_Exercise directions_:
Go through the records and give each one again exactly, omitting the images.

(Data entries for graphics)
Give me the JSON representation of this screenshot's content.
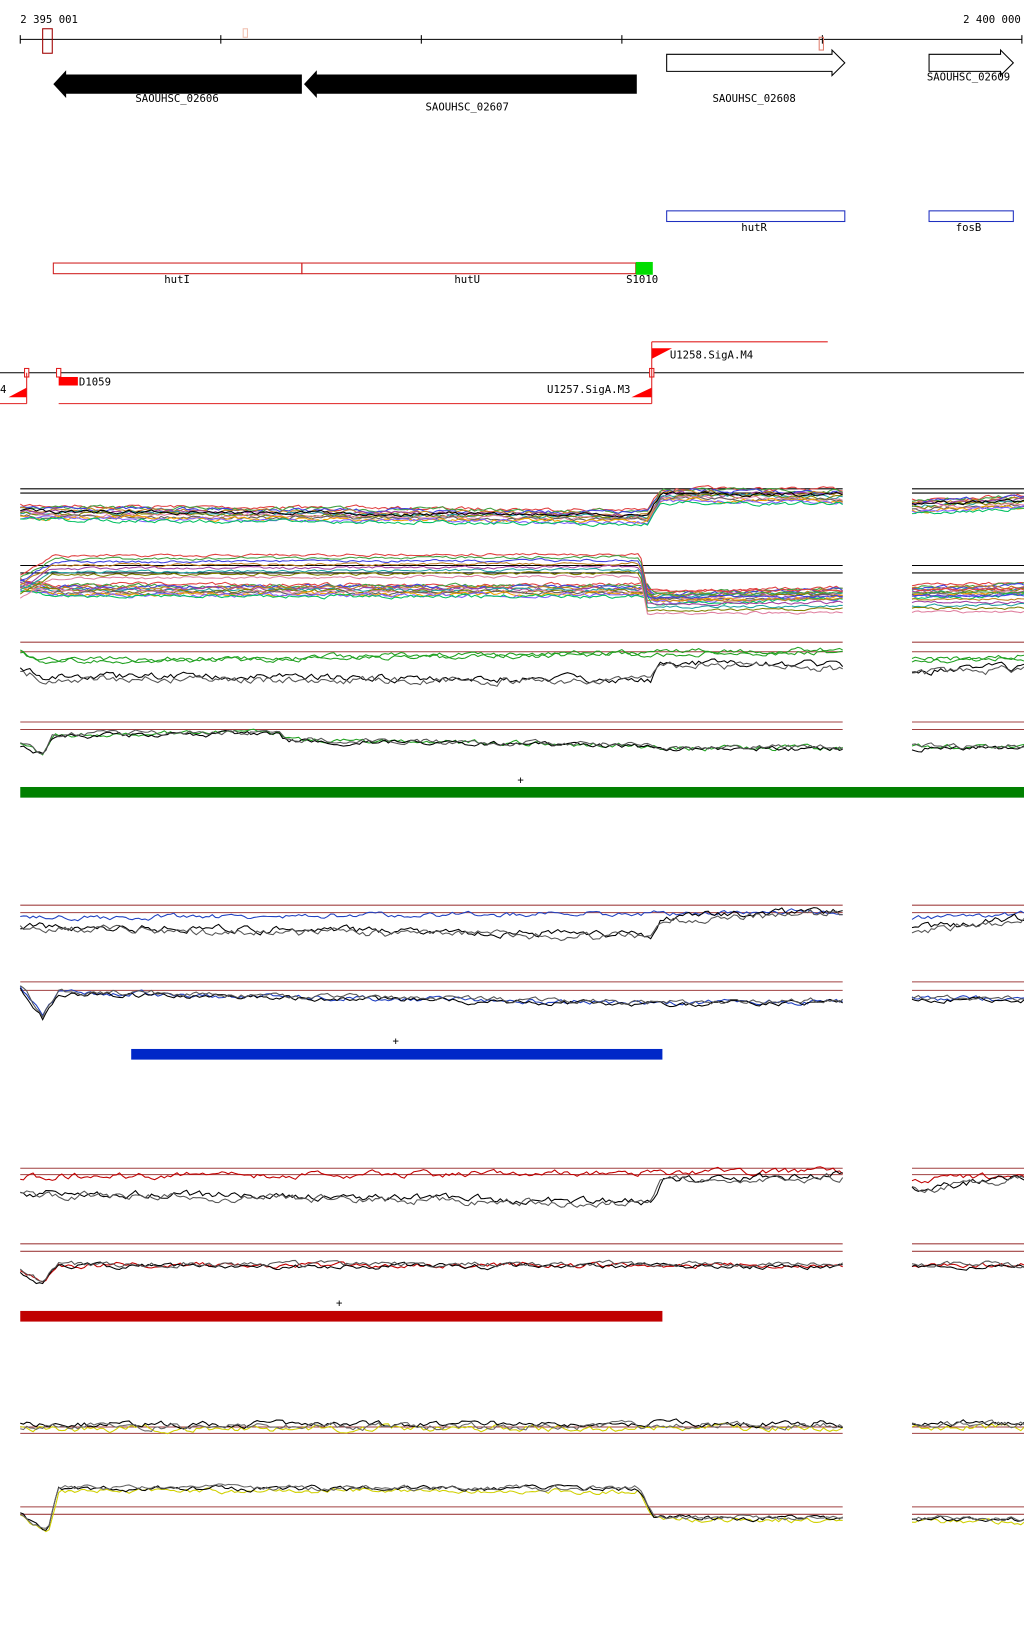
{
  "axis": {
    "start": "2 395 001",
    "end": "2 400 000"
  },
  "genes": [
    {
      "label": "SAOUHSC_02606"
    },
    {
      "label": "SAOUHSC_02607"
    },
    {
      "label": "SAOUHSC_02608"
    },
    {
      "label": "SAOUHSC_02609"
    }
  ],
  "features": [
    {
      "label": "hutR"
    },
    {
      "label": "fosB"
    },
    {
      "label": "hutI"
    },
    {
      "label": "hutU"
    },
    {
      "label": "S1010"
    }
  ],
  "transcripts": [
    {
      "label": "U1258.SigA.M4"
    },
    {
      "label": "D1059"
    },
    {
      "label": "U1257.SigA.M3"
    },
    {
      "label": "4"
    }
  ],
  "markers": [
    "+",
    "+",
    "+"
  ]
}
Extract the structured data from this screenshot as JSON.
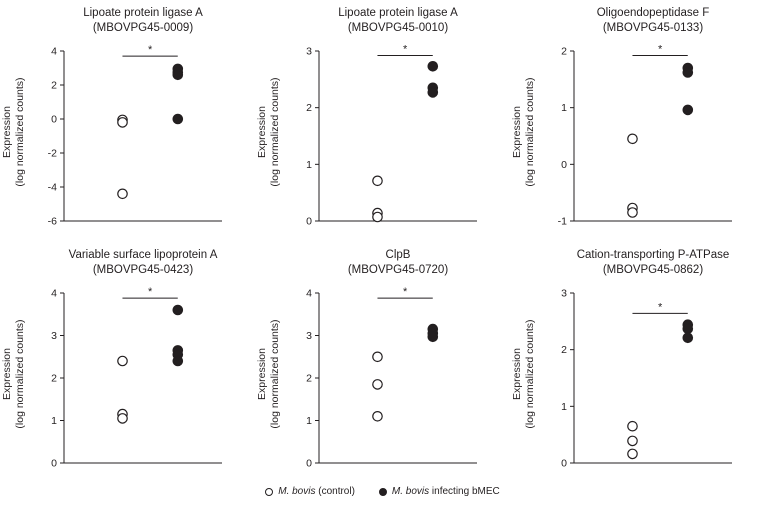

_Result_:
Give me the JSON representation of this screenshot's content.
{
  "axis": {
    "start": "2 395 001",
    "end": "2 400 000"
  },
  "genes": [
    {
      "label": "SAOUHSC_02606"
    },
    {
      "label": "SAOUHSC_02607"
    },
    {
      "label": "SAOUHSC_02608"
    },
    {
      "label": "SAOUHSC_02609"
    }
  ],
  "features": [
    {
      "label": "hutR"
    },
    {
      "label": "fosB"
    },
    {
      "label": "hutI"
    },
    {
      "label": "hutU"
    },
    {
      "label": "S1010"
    }
  ],
  "transcripts": [
    {
      "label": "U1258.SigA.M4"
    },
    {
      "label": "D1059"
    },
    {
      "label": "U1257.SigA.M3"
    },
    {
      "label": "4"
    }
  ],
  "markers": [
    "+",
    "+",
    "+"
  ]
}
Extract the structured data from this screenshot as JSON.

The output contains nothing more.